(Stored data entries)
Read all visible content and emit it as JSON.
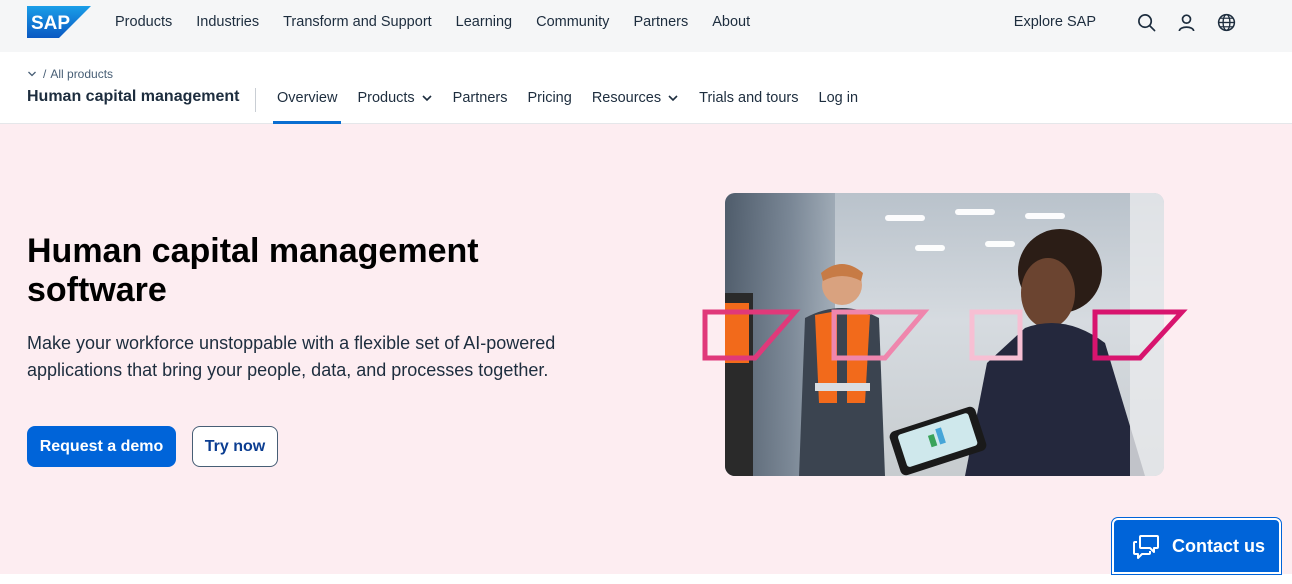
{
  "topnav": {
    "logo_text": "SAP",
    "links": [
      "Products",
      "Industries",
      "Transform and Support",
      "Learning",
      "Community",
      "Partners",
      "About"
    ],
    "explore_label": "Explore SAP",
    "icons": [
      "search-icon",
      "user-icon",
      "globe-icon"
    ]
  },
  "subnav": {
    "breadcrumb": "All products",
    "breadcrumb_sep": "/",
    "title": "Human capital management",
    "items": [
      {
        "label": "Overview",
        "active": true,
        "has_dropdown": false
      },
      {
        "label": "Products",
        "active": false,
        "has_dropdown": true
      },
      {
        "label": "Partners",
        "active": false,
        "has_dropdown": false
      },
      {
        "label": "Pricing",
        "active": false,
        "has_dropdown": false
      },
      {
        "label": "Resources",
        "active": false,
        "has_dropdown": true
      },
      {
        "label": "Trials and tours",
        "active": false,
        "has_dropdown": false
      },
      {
        "label": "Log in",
        "active": false,
        "has_dropdown": false
      }
    ]
  },
  "hero": {
    "title": "Human capital management software",
    "description": "Make your workforce unstoppable with a flexible set of AI-powered applications that bring your people, data, and processes together.",
    "primary_cta": "Request a demo",
    "secondary_cta": "Try now",
    "image_icon": "hero-photo-warehouse-workers"
  },
  "contact": {
    "label": "Contact us",
    "icon": "chat-bubbles-icon"
  },
  "colors": {
    "brand_blue": "#0064d9",
    "hero_bg": "#fdedf1",
    "accent_pink": "#e0397a",
    "text_dark": "#1d2d3e"
  }
}
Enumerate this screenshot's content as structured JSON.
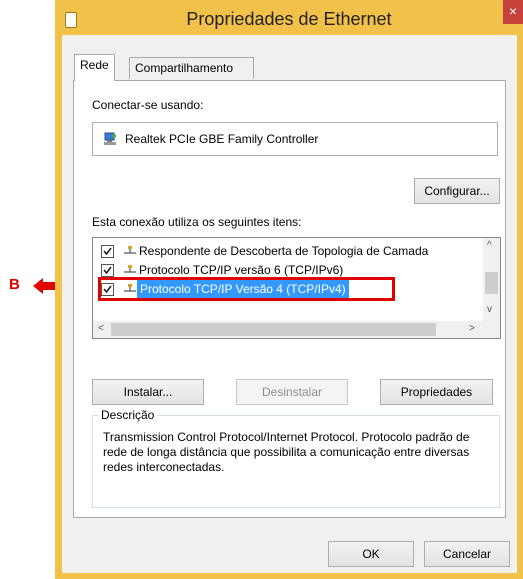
{
  "annotation": {
    "label": "B",
    "color": "#e00000"
  },
  "window": {
    "title": "Propriedades de Ethernet",
    "close_glyph": "×",
    "accent": "#f2c14a"
  },
  "tabs": [
    {
      "label": "Rede",
      "active": true
    },
    {
      "label": "Compartilhamento",
      "active": false
    }
  ],
  "connect": {
    "label": "Conectar-se usando:",
    "adapter": "Realtek PCIe GBE Family Controller",
    "adapter_icon": "network-adapter-icon",
    "configure_label": "Configurar..."
  },
  "items": {
    "label": "Esta conexão utiliza os seguintes itens:",
    "list": [
      {
        "text": "Respondente de Descoberta de Topologia de Camada",
        "checked": true,
        "selected": false,
        "icon": "protocol-icon"
      },
      {
        "text": "Protocolo TCP/IP versão 6 (TCP/IPv6)",
        "checked": true,
        "selected": false,
        "icon": "protocol-icon"
      },
      {
        "text": "Protocolo TCP/IP Versão 4 (TCP/IPv4)",
        "checked": true,
        "selected": true,
        "icon": "protocol-icon"
      }
    ],
    "selection_color": "#3399ff"
  },
  "actions": {
    "install": "Instalar...",
    "uninstall": "Desinstalar",
    "properties": "Propriedades"
  },
  "description": {
    "title": "Descrição",
    "text": "Transmission Control Protocol/Internet Protocol. Protocolo padrão de rede de longa distância que possibilita a comunicação entre diversas redes interconectadas."
  },
  "footer": {
    "ok": "OK",
    "cancel": "Cancelar"
  }
}
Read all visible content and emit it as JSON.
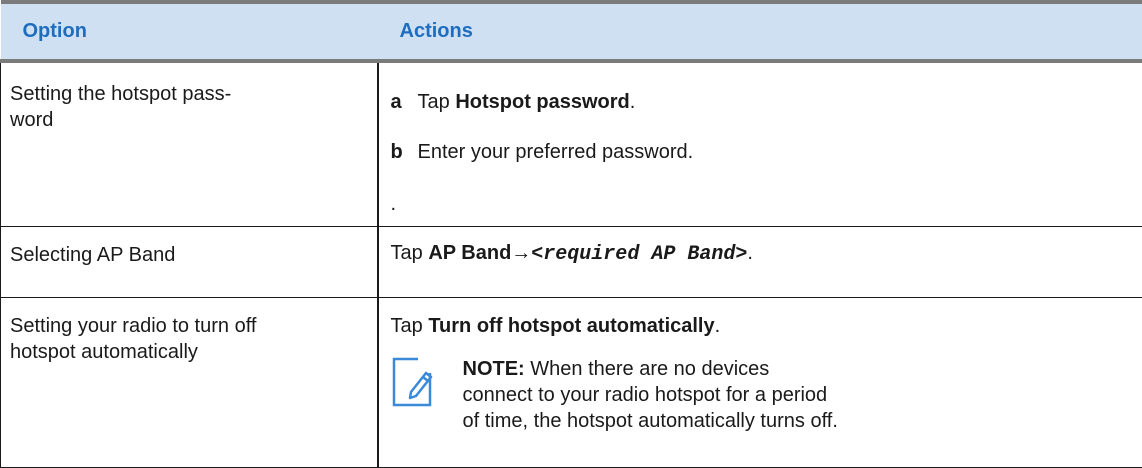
{
  "table": {
    "header": {
      "option": "Option",
      "actions": "Actions"
    },
    "rows": [
      {
        "option": "Setting the hotspot pass-\nword",
        "steps": [
          {
            "letter": "a",
            "pre": "Tap ",
            "bold": "Hotspot password",
            "post": "."
          },
          {
            "letter": "b",
            "text": "Enter your preferred password."
          }
        ],
        "trailing": "."
      },
      {
        "option": "Selecting AP Band",
        "pre": "Tap ",
        "bold": "AP Band",
        "arrow": "→",
        "mono": "<required AP Band>",
        "post": "."
      },
      {
        "option": "Setting your radio to turn off\nhotspot automatically",
        "pre": "Tap ",
        "bold": "Turn off hotspot automatically",
        "post": ".",
        "note": {
          "icon": "note-pencil-icon",
          "label": "NOTE:",
          "text": " When there are no devices connect to your radio hotspot for a period of time, the hotspot automatically turns off."
        }
      }
    ]
  }
}
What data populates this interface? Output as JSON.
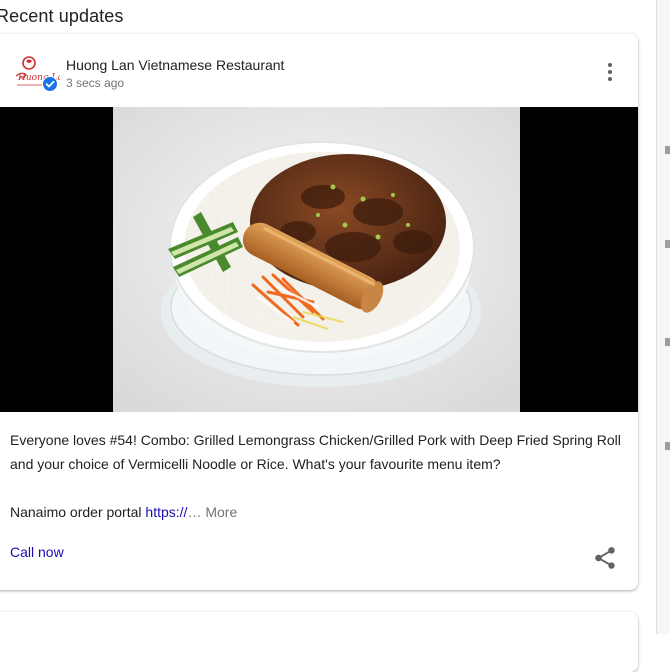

## [DESCRIPTION OF THE TASK]
Transcribe the full listing above exactly as it stands, minus the pictures.

## [COMPLETED EXERCISE]
Read all visible content and emit it as JSON.
{
  "topnav": {
    "logo_text": "SAP",
    "links": [
      "Products",
      "Industries",
      "Transform and Support",
      "Learning",
      "Community",
      "Partners",
      "About"
    ],
    "explore_label": "Explore SAP",
    "icons": [
      "search-icon",
      "user-icon",
      "globe-icon"
    ]
  },
  "subnav": {
    "breadcrumb": "All products",
    "breadcrumb_sep": "/",
    "title": "Human capital management",
    "items": [
      {
        "label": "Overview",
        "active": true,
        "has_dropdown": false
      },
      {
        "label": "Products",
        "active": false,
        "has_dropdown": true
      },
      {
        "label": "Partners",
        "active": false,
        "has_dropdown": false
      },
      {
        "label": "Pricing",
        "active": false,
        "has_dropdown": false
      },
      {
        "label": "Resources",
        "active": false,
        "has_dropdown": true
      },
      {
        "label": "Trials and tours",
        "active": false,
        "has_dropdown": false
      },
      {
        "label": "Log in",
        "active": false,
        "has_dropdown": false
      }
    ]
  },
  "hero": {
    "title": "Human capital management software",
    "description": "Make your workforce unstoppable with a flexible set of AI-powered applications that bring your people, data, and processes together.",
    "primary_cta": "Request a demo",
    "secondary_cta": "Try now",
    "image_icon": "hero-photo-warehouse-workers"
  },
  "contact": {
    "label": "Contact us",
    "icon": "chat-bubbles-icon"
  },
  "colors": {
    "brand_blue": "#0064d9",
    "hero_bg": "#fdedf1",
    "accent_pink": "#e0397a",
    "text_dark": "#1d2d3e"
  }
}
Enumerate this screenshot's content as structured JSON.
{
  "annotation": {
    "label": "B",
    "color": "#e00000"
  },
  "window": {
    "title": "Propriedades de Ethernet",
    "close_glyph": "×",
    "accent": "#f2c14a"
  },
  "tabs": [
    {
      "label": "Rede",
      "active": true
    },
    {
      "label": "Compartilhamento",
      "active": false
    }
  ],
  "connect": {
    "label": "Conectar-se usando:",
    "adapter": "Realtek PCIe GBE Family Controller",
    "adapter_icon": "network-adapter-icon",
    "configure_label": "Configurar..."
  },
  "items": {
    "label": "Esta conexão utiliza os seguintes itens:",
    "list": [
      {
        "text": "Respondente de Descoberta de Topologia de Camada",
        "checked": true,
        "selected": false,
        "icon": "protocol-icon"
      },
      {
        "text": "Protocolo TCP/IP versão 6 (TCP/IPv6)",
        "checked": true,
        "selected": false,
        "icon": "protocol-icon"
      },
      {
        "text": "Protocolo TCP/IP Versão 4 (TCP/IPv4)",
        "checked": true,
        "selected": true,
        "icon": "protocol-icon"
      }
    ],
    "selection_color": "#3399ff"
  },
  "actions": {
    "install": "Instalar...",
    "uninstall": "Desinstalar",
    "properties": "Propriedades"
  },
  "description": {
    "title": "Descrição",
    "text": "Transmission Control Protocol/Internet Protocol. Protocolo padrão de rede de longa distância que possibilita a comunicação entre diversas redes interconectadas."
  },
  "footer": {
    "ok": "OK",
    "cancel": "Cancelar"
  }
}
Read all visible content and emit it as JSON.
{
  "table": {
    "header": {
      "option": "Option",
      "actions": "Actions"
    },
    "rows": [
      {
        "option": "Setting the hotspot pass-\nword",
        "steps": [
          {
            "letter": "a",
            "pre": "Tap ",
            "bold": "Hotspot password",
            "post": "."
          },
          {
            "letter": "b",
            "text": "Enter your preferred password."
          }
        ],
        "trailing": "."
      },
      {
        "option": "Selecting AP Band",
        "pre": "Tap ",
        "bold": "AP Band",
        "arrow": "→",
        "mono": "<required AP Band>",
        "post": "."
      },
      {
        "option": "Setting your radio to turn off\nhotspot automatically",
        "pre": "Tap ",
        "bold": "Turn off hotspot automatically",
        "post": ".",
        "note": {
          "icon": "note-pencil-icon",
          "label": "NOTE:",
          "text": " When there are no devices connect to your radio hotspot for a period of time, the hotspot automatically turns off."
        }
      }
    ]
  }
}
What data populates this interface? Output as JSON.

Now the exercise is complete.